Do this => Filter the records below and copy every line containing the word "neural".

Exercise material =>
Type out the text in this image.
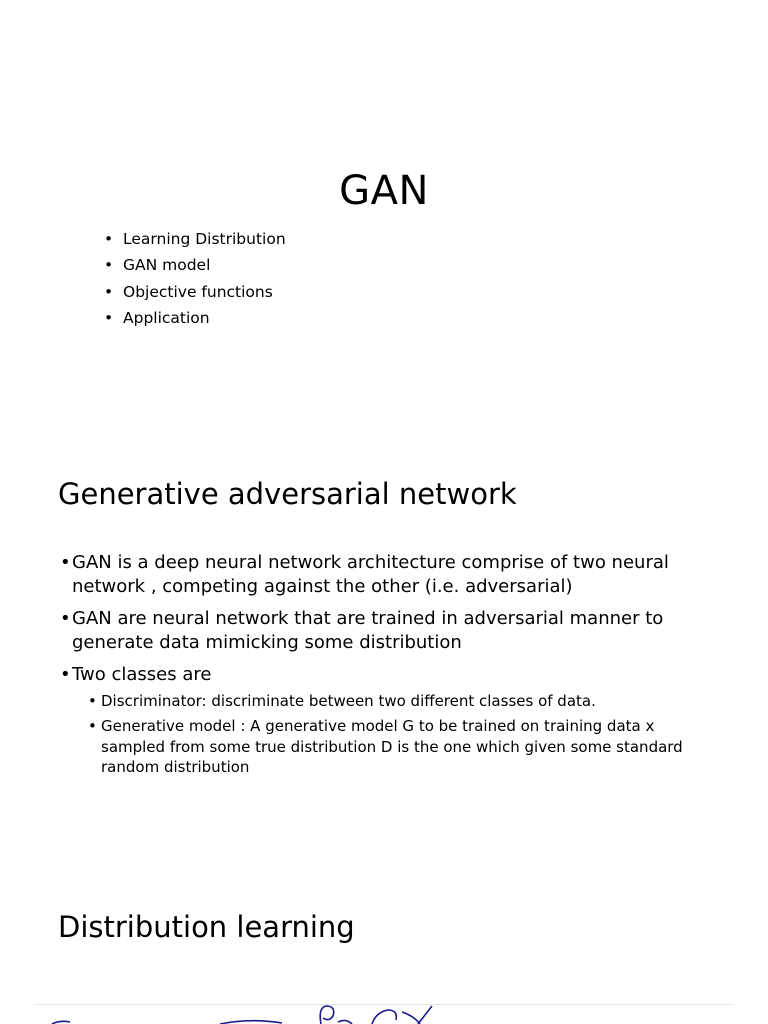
GAN
• Learning Distribution
• GAN model
• Objective functions
• Application
Generative adversarial network
• GAN is a deep neural network architecture comprise of two neural
network , competing against the other (i.e. adversarial)
• GAN are neural network that are trained in adversarial manner to
generate data mimicking some distribution
• Two classes are
• Discriminator: discriminate between two different classes of data.
• Generative model : A generative model G to be trained on training data x
sampled from some true distribution D is the one which given some standard
random distribution
Distribution learning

Complete response =>
• GAN is a deep neural network architecture comprise of two neural
• GAN are neural network that are trained in adversarial manner to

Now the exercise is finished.